• EXCERPTED RECORDS
----

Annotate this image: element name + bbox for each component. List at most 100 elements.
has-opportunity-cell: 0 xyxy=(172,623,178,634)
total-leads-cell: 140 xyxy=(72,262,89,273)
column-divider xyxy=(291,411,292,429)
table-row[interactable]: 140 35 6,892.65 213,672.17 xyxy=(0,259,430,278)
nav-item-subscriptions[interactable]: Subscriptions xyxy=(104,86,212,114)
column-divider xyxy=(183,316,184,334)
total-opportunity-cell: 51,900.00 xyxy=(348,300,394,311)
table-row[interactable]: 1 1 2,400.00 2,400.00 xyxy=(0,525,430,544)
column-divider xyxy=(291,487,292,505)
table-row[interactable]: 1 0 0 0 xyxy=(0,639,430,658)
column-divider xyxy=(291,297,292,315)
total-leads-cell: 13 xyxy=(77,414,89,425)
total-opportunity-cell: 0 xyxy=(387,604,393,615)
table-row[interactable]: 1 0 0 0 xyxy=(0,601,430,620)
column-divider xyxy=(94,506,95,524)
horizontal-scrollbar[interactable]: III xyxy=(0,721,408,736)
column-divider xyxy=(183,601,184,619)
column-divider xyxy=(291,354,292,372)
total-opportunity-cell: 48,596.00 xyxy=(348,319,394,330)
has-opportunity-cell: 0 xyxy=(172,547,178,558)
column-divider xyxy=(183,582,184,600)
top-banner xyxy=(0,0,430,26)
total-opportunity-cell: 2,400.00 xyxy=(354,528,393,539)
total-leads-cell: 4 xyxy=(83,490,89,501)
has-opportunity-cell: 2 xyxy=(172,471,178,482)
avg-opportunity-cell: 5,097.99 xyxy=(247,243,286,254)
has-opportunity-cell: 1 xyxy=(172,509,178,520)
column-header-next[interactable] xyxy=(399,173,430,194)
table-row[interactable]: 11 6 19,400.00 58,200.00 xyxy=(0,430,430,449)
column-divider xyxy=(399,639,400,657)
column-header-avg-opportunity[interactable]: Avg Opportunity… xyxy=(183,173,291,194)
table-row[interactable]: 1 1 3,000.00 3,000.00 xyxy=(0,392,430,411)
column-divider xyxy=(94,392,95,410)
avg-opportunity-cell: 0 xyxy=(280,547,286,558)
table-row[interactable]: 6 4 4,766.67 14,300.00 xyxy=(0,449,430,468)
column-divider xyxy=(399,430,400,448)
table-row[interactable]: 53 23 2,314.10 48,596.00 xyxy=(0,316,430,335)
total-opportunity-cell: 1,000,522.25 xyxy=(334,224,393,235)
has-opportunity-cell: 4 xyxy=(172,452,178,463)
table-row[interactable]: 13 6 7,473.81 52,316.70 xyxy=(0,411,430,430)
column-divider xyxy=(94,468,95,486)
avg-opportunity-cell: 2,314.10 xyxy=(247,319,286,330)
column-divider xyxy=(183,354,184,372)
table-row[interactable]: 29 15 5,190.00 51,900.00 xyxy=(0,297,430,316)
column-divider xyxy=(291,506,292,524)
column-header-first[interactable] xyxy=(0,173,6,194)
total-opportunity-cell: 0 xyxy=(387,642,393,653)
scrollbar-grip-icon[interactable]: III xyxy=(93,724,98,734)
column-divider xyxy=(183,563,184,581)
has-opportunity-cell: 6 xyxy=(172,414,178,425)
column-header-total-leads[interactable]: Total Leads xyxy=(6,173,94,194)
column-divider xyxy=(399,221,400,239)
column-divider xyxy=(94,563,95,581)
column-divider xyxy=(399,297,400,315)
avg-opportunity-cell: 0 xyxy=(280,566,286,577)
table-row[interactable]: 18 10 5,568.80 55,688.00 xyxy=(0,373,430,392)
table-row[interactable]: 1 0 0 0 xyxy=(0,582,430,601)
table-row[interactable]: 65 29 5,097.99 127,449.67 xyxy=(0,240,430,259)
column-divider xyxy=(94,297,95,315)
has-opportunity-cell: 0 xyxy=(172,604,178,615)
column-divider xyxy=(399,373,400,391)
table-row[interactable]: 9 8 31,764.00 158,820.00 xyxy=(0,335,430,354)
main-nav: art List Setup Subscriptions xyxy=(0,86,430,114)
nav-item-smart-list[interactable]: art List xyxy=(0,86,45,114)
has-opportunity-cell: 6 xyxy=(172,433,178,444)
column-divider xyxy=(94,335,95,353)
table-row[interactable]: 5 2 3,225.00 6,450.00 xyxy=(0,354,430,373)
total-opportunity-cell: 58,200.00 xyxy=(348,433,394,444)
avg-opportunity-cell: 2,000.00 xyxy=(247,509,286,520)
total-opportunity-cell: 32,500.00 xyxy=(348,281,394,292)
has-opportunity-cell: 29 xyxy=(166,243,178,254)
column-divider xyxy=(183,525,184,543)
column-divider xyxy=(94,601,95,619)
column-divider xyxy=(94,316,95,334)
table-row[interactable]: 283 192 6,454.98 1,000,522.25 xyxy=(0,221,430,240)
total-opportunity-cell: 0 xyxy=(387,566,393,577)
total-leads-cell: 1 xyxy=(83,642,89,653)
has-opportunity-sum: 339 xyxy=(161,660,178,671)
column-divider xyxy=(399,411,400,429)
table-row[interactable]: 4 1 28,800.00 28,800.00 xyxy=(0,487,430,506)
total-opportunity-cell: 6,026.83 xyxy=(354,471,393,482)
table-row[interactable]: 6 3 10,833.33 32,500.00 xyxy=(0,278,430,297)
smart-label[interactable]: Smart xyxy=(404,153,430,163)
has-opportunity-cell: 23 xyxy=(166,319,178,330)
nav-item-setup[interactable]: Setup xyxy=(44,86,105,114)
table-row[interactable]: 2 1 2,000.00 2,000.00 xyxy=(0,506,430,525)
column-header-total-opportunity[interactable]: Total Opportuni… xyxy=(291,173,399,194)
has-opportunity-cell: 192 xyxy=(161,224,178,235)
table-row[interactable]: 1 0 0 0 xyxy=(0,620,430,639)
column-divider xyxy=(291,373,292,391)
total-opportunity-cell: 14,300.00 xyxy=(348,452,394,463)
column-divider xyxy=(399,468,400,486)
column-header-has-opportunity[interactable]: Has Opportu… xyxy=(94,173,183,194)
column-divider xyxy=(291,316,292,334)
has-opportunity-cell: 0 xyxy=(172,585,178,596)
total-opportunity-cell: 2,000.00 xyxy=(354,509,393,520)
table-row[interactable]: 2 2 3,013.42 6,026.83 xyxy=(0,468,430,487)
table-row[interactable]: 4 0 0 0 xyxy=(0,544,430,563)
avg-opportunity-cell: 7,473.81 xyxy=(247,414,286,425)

----

• DIRECTIONS FOR THIS TASK
Rename "column-divider" to "column-separator" everywhere in the material above, then write out all of its lines again with nothing else altered.

• RESPONSE TO THE EXERCISE
Annotate this image: element name + bbox for each component. List at most 100 elements.
has-opportunity-cell: 0 xyxy=(172,623,178,634)
total-leads-cell: 140 xyxy=(72,262,89,273)
column-separator xyxy=(291,411,292,429)
table-row[interactable]: 140 35 6,892.65 213,672.17 xyxy=(0,259,430,278)
nav-item-subscriptions[interactable]: Subscriptions xyxy=(104,86,212,114)
column-separator xyxy=(183,316,184,334)
total-opportunity-cell: 51,900.00 xyxy=(348,300,394,311)
table-row[interactable]: 1 1 2,400.00 2,400.00 xyxy=(0,525,430,544)
column-separator xyxy=(291,487,292,505)
table-row[interactable]: 1 0 0 0 xyxy=(0,639,430,658)
column-separator xyxy=(291,297,292,315)
total-leads-cell: 13 xyxy=(77,414,89,425)
total-opportunity-cell: 0 xyxy=(387,604,393,615)
table-row[interactable]: 1 0 0 0 xyxy=(0,601,430,620)
column-separator xyxy=(94,506,95,524)
horizontal-scrollbar[interactable]: III xyxy=(0,721,408,736)
column-separator xyxy=(183,601,184,619)
column-separator xyxy=(291,354,292,372)
total-opportunity-cell: 48,596.00 xyxy=(348,319,394,330)
has-opportunity-cell: 0 xyxy=(172,547,178,558)
column-separator xyxy=(183,582,184,600)
top-banner xyxy=(0,0,430,26)
total-opportunity-cell: 2,400.00 xyxy=(354,528,393,539)
total-leads-cell: 4 xyxy=(83,490,89,501)
has-opportunity-cell: 2 xyxy=(172,471,178,482)
avg-opportunity-cell: 5,097.99 xyxy=(247,243,286,254)
has-opportunity-cell: 1 xyxy=(172,509,178,520)
column-header-next[interactable] xyxy=(399,173,430,194)
table-row[interactable]: 11 6 19,400.00 58,200.00 xyxy=(0,430,430,449)
column-separator xyxy=(399,639,400,657)
column-header-avg-opportunity[interactable]: Avg Opportunity… xyxy=(183,173,291,194)
table-row[interactable]: 1 1 3,000.00 3,000.00 xyxy=(0,392,430,411)
column-separator xyxy=(94,392,95,410)
avg-opportunity-cell: 0 xyxy=(280,547,286,558)
table-row[interactable]: 6 4 4,766.67 14,300.00 xyxy=(0,449,430,468)
column-separator xyxy=(399,430,400,448)
table-row[interactable]: 53 23 2,314.10 48,596.00 xyxy=(0,316,430,335)
total-opportunity-cell: 1,000,522.25 xyxy=(334,224,393,235)
has-opportunity-cell: 4 xyxy=(172,452,178,463)
table-row[interactable]: 13 6 7,473.81 52,316.70 xyxy=(0,411,430,430)
column-separator xyxy=(94,468,95,486)
avg-opportunity-cell: 2,314.10 xyxy=(247,319,286,330)
column-separator xyxy=(183,354,184,372)
table-row[interactable]: 29 15 5,190.00 51,900.00 xyxy=(0,297,430,316)
column-separator xyxy=(291,506,292,524)
column-header-first[interactable] xyxy=(0,173,6,194)
total-opportunity-cell: 0 xyxy=(387,642,393,653)
scrollbar-grip-icon[interactable]: III xyxy=(93,724,98,734)
column-separator xyxy=(183,563,184,581)
has-opportunity-cell: 6 xyxy=(172,414,178,425)
column-header-total-leads[interactable]: Total Leads xyxy=(6,173,94,194)
column-separator xyxy=(399,221,400,239)
column-separator xyxy=(94,563,95,581)
column-separator xyxy=(399,297,400,315)
avg-opportunity-cell: 0 xyxy=(280,566,286,577)
table-row[interactable]: 18 10 5,568.80 55,688.00 xyxy=(0,373,430,392)
table-row[interactable]: 1 0 0 0 xyxy=(0,582,430,601)
table-row[interactable]: 65 29 5,097.99 127,449.67 xyxy=(0,240,430,259)
column-separator xyxy=(94,297,95,315)
has-opportunity-cell: 0 xyxy=(172,604,178,615)
column-separator xyxy=(399,373,400,391)
table-row[interactable]: 9 8 31,764.00 158,820.00 xyxy=(0,335,430,354)
main-nav: art List Setup Subscriptions xyxy=(0,86,430,114)
nav-item-smart-list[interactable]: art List xyxy=(0,86,45,114)
has-opportunity-cell: 6 xyxy=(172,433,178,444)
column-separator xyxy=(94,335,95,353)
table-row[interactable]: 5 2 3,225.00 6,450.00 xyxy=(0,354,430,373)
total-opportunity-cell: 58,200.00 xyxy=(348,433,394,444)
avg-opportunity-cell: 2,000.00 xyxy=(247,509,286,520)
total-opportunity-cell: 32,500.00 xyxy=(348,281,394,292)
has-opportunity-cell: 29 xyxy=(166,243,178,254)
column-separator xyxy=(183,525,184,543)
column-separator xyxy=(94,601,95,619)
column-separator xyxy=(94,316,95,334)
table-row[interactable]: 283 192 6,454.98 1,000,522.25 xyxy=(0,221,430,240)
total-opportunity-cell: 0 xyxy=(387,566,393,577)
total-leads-cell: 1 xyxy=(83,642,89,653)
has-opportunity-sum: 339 xyxy=(161,660,178,671)
column-separator xyxy=(399,411,400,429)
table-row[interactable]: 4 1 28,800.00 28,800.00 xyxy=(0,487,430,506)
total-opportunity-cell: 6,026.83 xyxy=(354,471,393,482)
table-row[interactable]: 6 3 10,833.33 32,500.00 xyxy=(0,278,430,297)
smart-label[interactable]: Smart xyxy=(404,153,430,163)
has-opportunity-cell: 23 xyxy=(166,319,178,330)
nav-item-setup[interactable]: Setup xyxy=(44,86,105,114)
table-row[interactable]: 2 1 2,000.00 2,000.00 xyxy=(0,506,430,525)
column-header-total-opportunity[interactable]: Total Opportuni… xyxy=(291,173,399,194)
has-opportunity-cell: 192 xyxy=(161,224,178,235)
table-row[interactable]: 1 0 0 0 xyxy=(0,620,430,639)
column-separator xyxy=(291,373,292,391)
total-opportunity-cell: 14,300.00 xyxy=(348,452,394,463)
column-separator xyxy=(399,468,400,486)
column-header-has-opportunity[interactable]: Has Opportu… xyxy=(94,173,183,194)
column-separator xyxy=(291,316,292,334)
has-opportunity-cell: 0 xyxy=(172,585,178,596)
total-opportunity-cell: 2,000.00 xyxy=(354,509,393,520)
table-row[interactable]: 2 2 3,013.42 6,026.83 xyxy=(0,468,430,487)
table-row[interactable]: 4 0 0 0 xyxy=(0,544,430,563)
avg-opportunity-cell: 7,473.81 xyxy=(247,414,286,425)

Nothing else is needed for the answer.